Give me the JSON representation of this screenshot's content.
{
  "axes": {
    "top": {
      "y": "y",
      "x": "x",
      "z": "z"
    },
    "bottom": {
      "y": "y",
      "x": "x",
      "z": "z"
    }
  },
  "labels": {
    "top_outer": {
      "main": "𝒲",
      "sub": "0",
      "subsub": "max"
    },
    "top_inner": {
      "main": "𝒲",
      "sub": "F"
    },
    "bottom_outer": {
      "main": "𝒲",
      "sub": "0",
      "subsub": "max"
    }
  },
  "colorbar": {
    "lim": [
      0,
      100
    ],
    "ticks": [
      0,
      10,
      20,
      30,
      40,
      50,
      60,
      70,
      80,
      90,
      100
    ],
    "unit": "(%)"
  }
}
______________________________
**Task:** Copy out the material word for word and line for line.

**Answer below:**
Give me the JSON representation of this screenshot's content.
{
  "axes": {
    "top": {
      "y": "y",
      "x": "x",
      "z": "z"
    },
    "bottom": {
      "y": "y",
      "x": "x",
      "z": "z"
    }
  },
  "labels": {
    "top_outer": {
      "main": "𝒲",
      "sub": "0",
      "subsub": "max"
    },
    "top_inner": {
      "main": "𝒲",
      "sub": "F"
    },
    "bottom_outer": {
      "main": "𝒲",
      "sub": "0",
      "subsub": "max"
    }
  },
  "colorbar": {
    "lim": [
      0,
      100
    ],
    "ticks": [
      0,
      10,
      20,
      30,
      40,
      50,
      60,
      70,
      80,
      90,
      100
    ],
    "unit": "(%)"
  }
}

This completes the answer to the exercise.